*What you are asked to do:* In the symposium description below, why does the final talk critique the dominant agricultural system promoted by actors like the Gates Foundation and CABI? Answer in one to three sentences.

This symposium examines the multifaceted dynamics involved in agricultural research development and policy formulation in Ghana, highlighting the roles of various institutions, particularly the Crops Research Institute (CRI), the Centre for Agricultural and Biosciences International (CABI)-West Africa, the Centre for Indigenous Knowledge and Organisational Development and the Millar Institute for Trans-disciplinary and Development Studies. The first presentation explores how Actor-Network Theory (ANT) and institutional theory illuminate the intricate relationships between human and non-human actors in the policymaking process. It highlights the negotiation of scientific knowledge among various actors, exploring power relations, institutional norms, and international development agendas. The second presenter focuses on the importance of Indigenous Leafy Vegetables (ILVs) in promoting food and nutritional security for subsistence farmers. Grounded in participatory action research, this study showcases how stakeholder engagement and open selection processes enhance the acceptance and production of ILVs. The final talk challenges mainstream agricultural development, presenting “endogenous development” as a counter-narrative. It critiques the dominant agricultural system promoted by actors like the Gates Foundation and CABI for perpetuating economic and epistemic exploitation; and explores how endogenous development in Ghana emphasises both local and external knowledge that aligns with cultural and material needs, addressing not only economic but epistemic justice as well. Together, these presentations provide an extensive analysis of the intersection between agricultural research and policy, underscoring the necessity of collaborative approaches and integration of local knowledge to foster sustainable agricultural development in Ghana. This session brings together scientists, sociologists, and philosophers working in and between Ghana and Europe, thereby building on their fieldwork and interview experiences with Ghanaian agricultural research and policy. The participation of the Ghanaian invitee is funded by the ERC project “A Philosophy of Open Science for Diverse Research Environments”, www.opensciencestudies.eu.

*Extracted records:*
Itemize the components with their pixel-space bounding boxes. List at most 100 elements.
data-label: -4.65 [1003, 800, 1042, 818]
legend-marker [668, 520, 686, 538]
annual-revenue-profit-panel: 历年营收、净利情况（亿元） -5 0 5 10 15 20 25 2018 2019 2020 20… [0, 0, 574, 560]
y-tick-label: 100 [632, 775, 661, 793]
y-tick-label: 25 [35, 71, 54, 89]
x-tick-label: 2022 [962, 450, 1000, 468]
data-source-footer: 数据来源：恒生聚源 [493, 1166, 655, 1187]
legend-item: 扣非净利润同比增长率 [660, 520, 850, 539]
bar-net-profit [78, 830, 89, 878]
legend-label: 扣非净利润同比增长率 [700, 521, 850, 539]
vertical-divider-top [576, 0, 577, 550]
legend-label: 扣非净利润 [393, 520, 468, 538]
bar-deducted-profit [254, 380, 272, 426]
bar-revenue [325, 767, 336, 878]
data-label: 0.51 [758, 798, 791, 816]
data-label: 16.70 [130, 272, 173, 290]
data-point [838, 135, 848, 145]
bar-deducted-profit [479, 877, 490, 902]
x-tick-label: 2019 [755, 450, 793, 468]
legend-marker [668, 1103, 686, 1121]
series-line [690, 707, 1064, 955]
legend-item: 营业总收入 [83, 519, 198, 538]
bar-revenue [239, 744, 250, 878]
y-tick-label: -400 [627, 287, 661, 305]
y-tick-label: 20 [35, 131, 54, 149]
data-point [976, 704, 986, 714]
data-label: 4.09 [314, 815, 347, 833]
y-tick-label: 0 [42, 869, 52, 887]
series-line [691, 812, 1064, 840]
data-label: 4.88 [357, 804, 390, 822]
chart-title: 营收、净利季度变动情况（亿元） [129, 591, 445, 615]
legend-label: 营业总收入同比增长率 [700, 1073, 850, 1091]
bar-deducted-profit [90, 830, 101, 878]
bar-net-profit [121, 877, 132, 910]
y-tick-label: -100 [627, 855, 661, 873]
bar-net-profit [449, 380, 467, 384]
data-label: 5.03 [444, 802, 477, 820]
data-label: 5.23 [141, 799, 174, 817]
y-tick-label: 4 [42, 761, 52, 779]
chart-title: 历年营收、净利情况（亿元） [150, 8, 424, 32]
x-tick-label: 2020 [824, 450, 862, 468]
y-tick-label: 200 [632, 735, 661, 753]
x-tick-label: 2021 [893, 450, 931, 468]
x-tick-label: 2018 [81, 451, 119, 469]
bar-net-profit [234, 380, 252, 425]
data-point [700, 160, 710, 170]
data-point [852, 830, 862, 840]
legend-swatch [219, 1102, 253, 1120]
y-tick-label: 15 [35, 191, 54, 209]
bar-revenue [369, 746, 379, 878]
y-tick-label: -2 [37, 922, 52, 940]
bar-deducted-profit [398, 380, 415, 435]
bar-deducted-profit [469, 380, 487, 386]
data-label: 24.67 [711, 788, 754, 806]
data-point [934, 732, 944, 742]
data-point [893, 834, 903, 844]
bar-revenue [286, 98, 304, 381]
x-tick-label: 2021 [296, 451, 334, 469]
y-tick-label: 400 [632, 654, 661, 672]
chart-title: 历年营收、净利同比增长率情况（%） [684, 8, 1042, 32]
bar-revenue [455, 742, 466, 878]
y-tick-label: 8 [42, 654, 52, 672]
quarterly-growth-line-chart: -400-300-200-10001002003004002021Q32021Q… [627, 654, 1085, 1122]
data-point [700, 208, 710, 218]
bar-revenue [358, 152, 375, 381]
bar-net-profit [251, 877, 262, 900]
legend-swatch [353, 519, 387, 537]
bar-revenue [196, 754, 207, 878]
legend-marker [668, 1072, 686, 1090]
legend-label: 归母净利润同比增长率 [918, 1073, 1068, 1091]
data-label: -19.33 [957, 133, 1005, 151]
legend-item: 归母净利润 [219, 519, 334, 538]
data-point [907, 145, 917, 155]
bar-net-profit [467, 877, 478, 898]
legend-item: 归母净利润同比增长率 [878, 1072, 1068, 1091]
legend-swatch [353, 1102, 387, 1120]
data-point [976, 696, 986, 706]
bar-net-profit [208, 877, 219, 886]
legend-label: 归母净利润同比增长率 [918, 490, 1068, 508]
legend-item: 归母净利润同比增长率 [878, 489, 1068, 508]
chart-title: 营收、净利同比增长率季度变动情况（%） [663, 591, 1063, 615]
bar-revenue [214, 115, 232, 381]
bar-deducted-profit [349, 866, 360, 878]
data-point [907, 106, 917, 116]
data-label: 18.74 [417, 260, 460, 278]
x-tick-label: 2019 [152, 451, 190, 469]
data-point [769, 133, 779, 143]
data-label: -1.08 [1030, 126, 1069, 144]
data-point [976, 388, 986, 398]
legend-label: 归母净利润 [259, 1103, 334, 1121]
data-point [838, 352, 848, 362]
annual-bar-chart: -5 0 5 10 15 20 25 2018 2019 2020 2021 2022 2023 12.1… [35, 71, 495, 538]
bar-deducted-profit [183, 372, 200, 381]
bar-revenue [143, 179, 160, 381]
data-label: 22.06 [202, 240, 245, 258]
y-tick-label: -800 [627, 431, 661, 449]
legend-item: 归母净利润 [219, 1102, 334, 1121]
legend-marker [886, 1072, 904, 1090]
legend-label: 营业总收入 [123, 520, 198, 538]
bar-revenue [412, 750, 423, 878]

*Completed task:* The final talk critiques that system for perpetuating economic and epistemic exploitation. It presents endogenous development as a counter-narrative that addresses epistemic as well as economic justice.